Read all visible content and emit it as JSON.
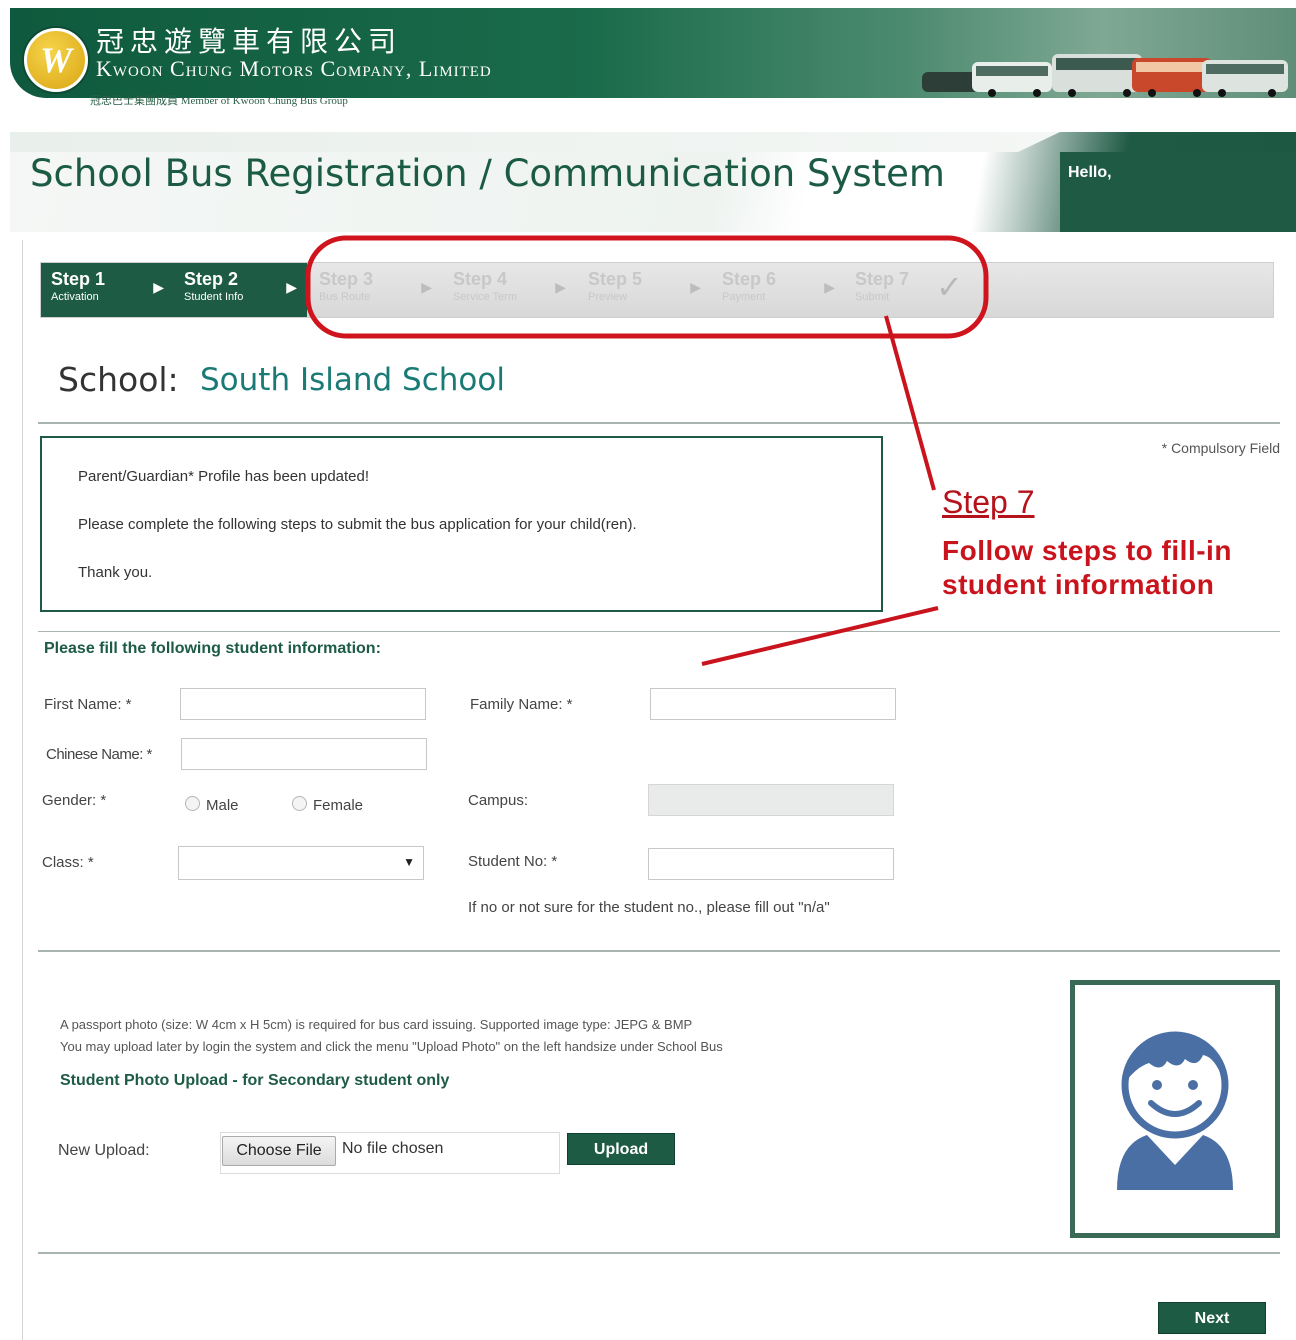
{
  "header": {
    "company_cn": "冠忠遊覽車有限公司",
    "company_en": "Kwoon Chung Motors Company, Limited",
    "member_line": "冠忠巴士集團成員  Member of Kwoon Chung Bus Group",
    "logo_letter": "W"
  },
  "title_bar": {
    "title": "School Bus Registration / Communication System",
    "greeting": "Hello,"
  },
  "steps": [
    {
      "title": "Step 1",
      "sub": "Activation",
      "state": "active"
    },
    {
      "title": "Step 2",
      "sub": "Student Info",
      "state": "active"
    },
    {
      "title": "Step 3",
      "sub": "Bus Route",
      "state": "inactive"
    },
    {
      "title": "Step 4",
      "sub": "Service Term",
      "state": "inactive"
    },
    {
      "title": "Step 5",
      "sub": "Preview",
      "state": "inactive"
    },
    {
      "title": "Step 6",
      "sub": "Payment",
      "state": "inactive"
    },
    {
      "title": "Step 7",
      "sub": "Submit",
      "state": "inactive"
    }
  ],
  "annotation": {
    "title": "Step 7",
    "text": "Follow steps to fill-in student information",
    "color": "#c9141d"
  },
  "school": {
    "label": "School:",
    "name": "South Island School"
  },
  "compulsory_note": "* Compulsory Field",
  "message": {
    "line1": "Parent/Guardian* Profile has been updated!",
    "line2": "Please complete the following steps to submit the bus application for your child(ren).",
    "line3": "Thank you."
  },
  "form": {
    "heading": "Please fill the following student information:",
    "first_name_label": "First Name: *",
    "first_name_value": "",
    "family_name_label": "Family Name: *",
    "family_name_value": "",
    "chinese_name_label": "Chinese Name: *",
    "chinese_name_value": "",
    "gender_label": "Gender: *",
    "gender_options": [
      "Male",
      "Female"
    ],
    "campus_label": "Campus:",
    "campus_value": "",
    "class_label": "Class: *",
    "class_value": "",
    "student_no_label": "Student No: *",
    "student_no_value": "",
    "student_no_hint": "If no or not sure for the student no., please fill out \"n/a\""
  },
  "upload": {
    "note_line1": "A passport photo (size: W 4cm x H 5cm) is required for bus card issuing. Supported image type: JEPG & BMP",
    "note_line2": "You may upload later by login the system and click the menu \"Upload Photo\" on the left handsize under School Bus",
    "title": "Student Photo Upload - for Secondary student only",
    "new_upload_label": "New Upload:",
    "choose_file_label": "Choose File",
    "no_file_text": "No file chosen",
    "upload_button": "Upload"
  },
  "next_button": "Next",
  "colors": {
    "brand_green": "#1d5b44",
    "school_name": "#1a7a76",
    "avatar_blue": "#4a6fa5",
    "annotation_red": "#c9141d"
  }
}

■ ■ ■ ■ ■ ■ ■

• WHAT IS REQUIRED:
Without the pictures, write out the whole listing above exactly as it appears.

• CORRECT ANSWER:
Read all visible content and emit it as JSON.
{
  "header": {
    "company_cn": "冠忠遊覽車有限公司",
    "company_en": "Kwoon Chung Motors Company, Limited",
    "member_line": "冠忠巴士集團成員  Member of Kwoon Chung Bus Group",
    "logo_letter": "W"
  },
  "title_bar": {
    "title": "School Bus Registration / Communication System",
    "greeting": "Hello,"
  },
  "steps": [
    {
      "title": "Step 1",
      "sub": "Activation",
      "state": "active"
    },
    {
      "title": "Step 2",
      "sub": "Student Info",
      "state": "active"
    },
    {
      "title": "Step 3",
      "sub": "Bus Route",
      "state": "inactive"
    },
    {
      "title": "Step 4",
      "sub": "Service Term",
      "state": "inactive"
    },
    {
      "title": "Step 5",
      "sub": "Preview",
      "state": "inactive"
    },
    {
      "title": "Step 6",
      "sub": "Payment",
      "state": "inactive"
    },
    {
      "title": "Step 7",
      "sub": "Submit",
      "state": "inactive"
    }
  ],
  "annotation": {
    "title": "Step 7",
    "text": "Follow steps to fill-in student information",
    "color": "#c9141d"
  },
  "school": {
    "label": "School:",
    "name": "South Island School"
  },
  "compulsory_note": "* Compulsory Field",
  "message": {
    "line1": "Parent/Guardian* Profile has been updated!",
    "line2": "Please complete the following steps to submit the bus application for your child(ren).",
    "line3": "Thank you."
  },
  "form": {
    "heading": "Please fill the following student information:",
    "first_name_label": "First Name: *",
    "first_name_value": "",
    "family_name_label": "Family Name: *",
    "family_name_value": "",
    "chinese_name_label": "Chinese Name: *",
    "chinese_name_value": "",
    "gender_label": "Gender: *",
    "gender_options": [
      "Male",
      "Female"
    ],
    "campus_label": "Campus:",
    "campus_value": "",
    "class_label": "Class: *",
    "class_value": "",
    "student_no_label": "Student No: *",
    "student_no_value": "",
    "student_no_hint": "If no or not sure for the student no., please fill out \"n/a\""
  },
  "upload": {
    "note_line1": "A passport photo (size: W 4cm x H 5cm) is required for bus card issuing. Supported image type: JEPG & BMP",
    "note_line2": "You may upload later by login the system and click the menu \"Upload Photo\" on the left handsize under School Bus",
    "title": "Student Photo Upload - for Secondary student only",
    "new_upload_label": "New Upload:",
    "choose_file_label": "Choose File",
    "no_file_text": "No file chosen",
    "upload_button": "Upload"
  },
  "next_button": "Next",
  "colors": {
    "brand_green": "#1d5b44",
    "school_name": "#1a7a76",
    "avatar_blue": "#4a6fa5",
    "annotation_red": "#c9141d"
  }
}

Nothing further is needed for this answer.